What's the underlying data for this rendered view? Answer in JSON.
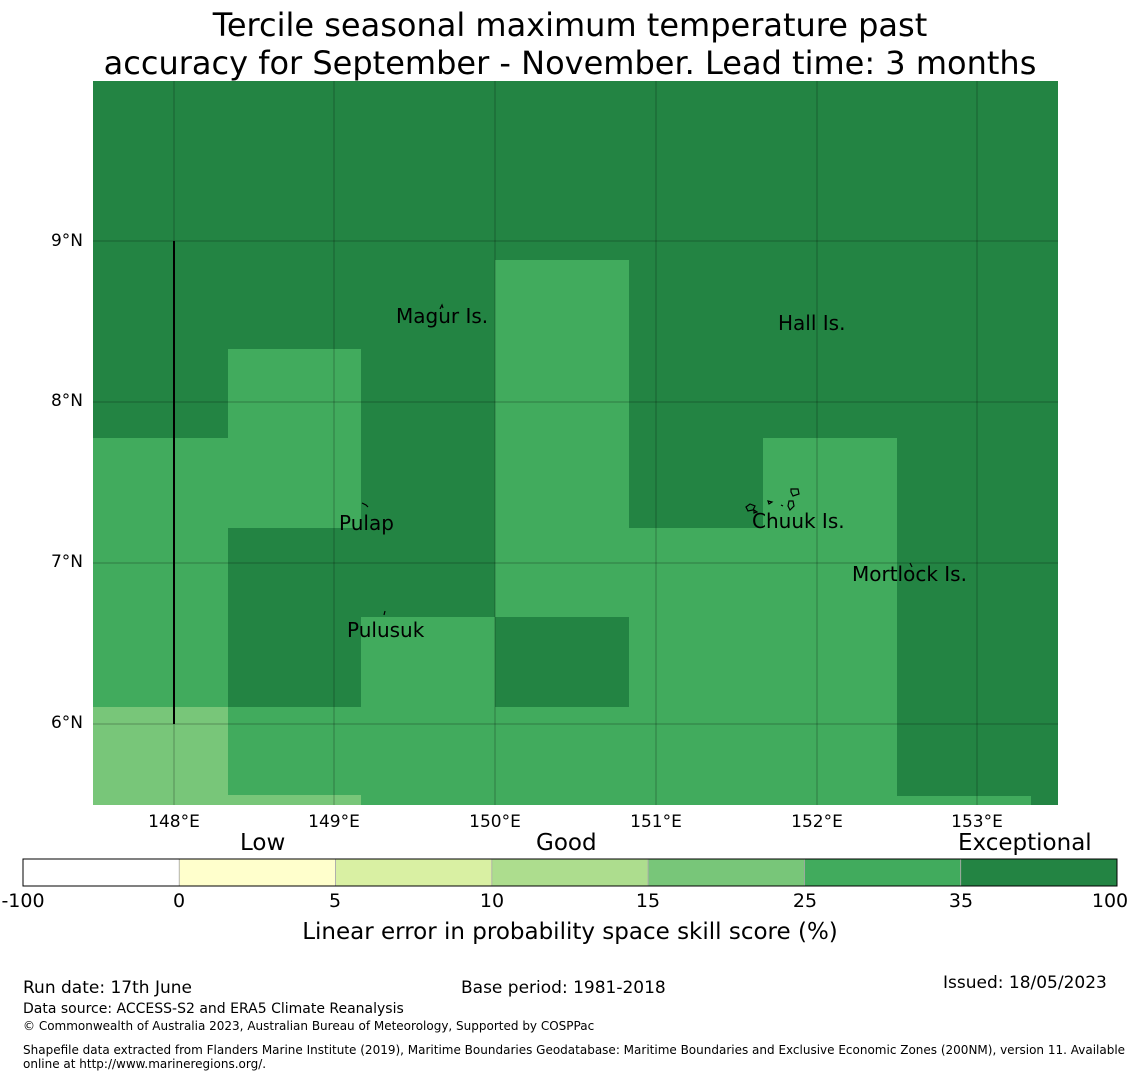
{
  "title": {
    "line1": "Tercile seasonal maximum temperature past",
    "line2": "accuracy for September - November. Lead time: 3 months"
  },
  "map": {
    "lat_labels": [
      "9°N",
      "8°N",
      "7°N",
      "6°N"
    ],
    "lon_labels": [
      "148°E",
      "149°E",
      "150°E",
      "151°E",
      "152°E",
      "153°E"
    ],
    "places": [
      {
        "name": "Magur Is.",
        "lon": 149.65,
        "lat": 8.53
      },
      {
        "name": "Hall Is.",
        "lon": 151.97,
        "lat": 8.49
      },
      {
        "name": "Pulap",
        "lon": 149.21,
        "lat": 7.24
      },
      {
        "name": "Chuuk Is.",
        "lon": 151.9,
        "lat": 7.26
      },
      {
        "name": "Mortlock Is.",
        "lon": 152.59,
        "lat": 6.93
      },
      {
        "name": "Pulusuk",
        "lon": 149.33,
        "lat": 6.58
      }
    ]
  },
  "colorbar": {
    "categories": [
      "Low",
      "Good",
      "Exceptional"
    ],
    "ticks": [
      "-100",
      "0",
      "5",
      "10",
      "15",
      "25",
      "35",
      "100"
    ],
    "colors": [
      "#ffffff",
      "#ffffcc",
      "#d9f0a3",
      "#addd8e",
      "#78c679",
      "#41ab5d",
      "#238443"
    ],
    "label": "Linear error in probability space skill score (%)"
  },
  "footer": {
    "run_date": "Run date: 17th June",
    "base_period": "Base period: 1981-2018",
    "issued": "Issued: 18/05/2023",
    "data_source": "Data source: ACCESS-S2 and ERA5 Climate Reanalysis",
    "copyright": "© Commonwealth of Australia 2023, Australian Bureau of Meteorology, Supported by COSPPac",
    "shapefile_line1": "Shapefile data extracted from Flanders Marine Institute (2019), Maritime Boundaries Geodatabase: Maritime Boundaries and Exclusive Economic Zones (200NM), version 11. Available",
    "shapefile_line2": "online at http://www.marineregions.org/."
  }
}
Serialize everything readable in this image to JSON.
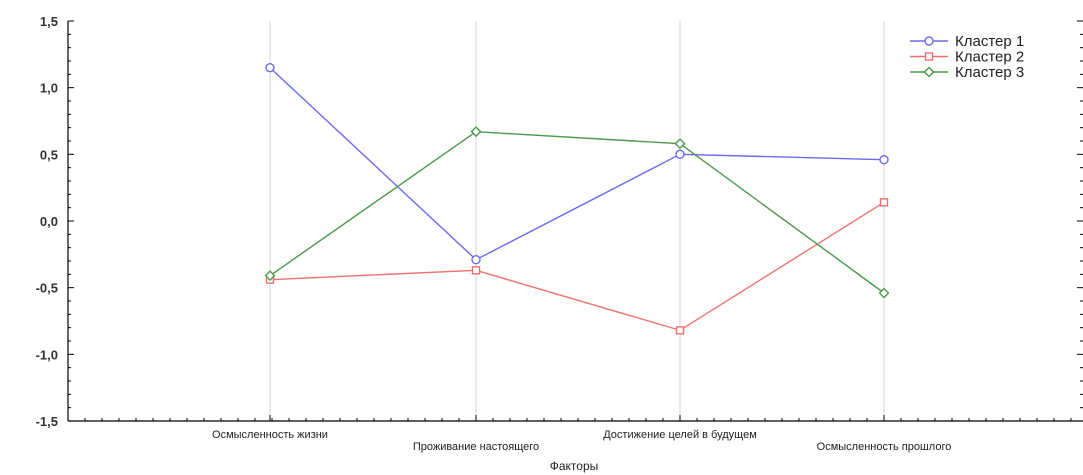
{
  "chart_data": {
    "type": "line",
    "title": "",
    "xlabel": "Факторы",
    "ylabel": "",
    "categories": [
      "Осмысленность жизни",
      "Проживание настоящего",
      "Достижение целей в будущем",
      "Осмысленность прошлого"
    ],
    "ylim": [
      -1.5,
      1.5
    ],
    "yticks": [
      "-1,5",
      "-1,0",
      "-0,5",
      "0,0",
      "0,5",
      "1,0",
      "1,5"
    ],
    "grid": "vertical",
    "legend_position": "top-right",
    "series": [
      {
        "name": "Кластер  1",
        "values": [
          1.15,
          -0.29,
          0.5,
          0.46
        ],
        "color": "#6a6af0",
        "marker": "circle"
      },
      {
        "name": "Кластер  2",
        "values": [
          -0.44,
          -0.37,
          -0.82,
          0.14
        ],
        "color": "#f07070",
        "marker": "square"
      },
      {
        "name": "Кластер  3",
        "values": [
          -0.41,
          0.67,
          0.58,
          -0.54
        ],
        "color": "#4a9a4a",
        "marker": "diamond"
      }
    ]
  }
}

= = = =

• **Stated goal**:
Find each line holding the string "Осмысленность" and copy it out.

• **Expected answer**:
      "Осмысленность жизни",
      "Осмысленность прошлого"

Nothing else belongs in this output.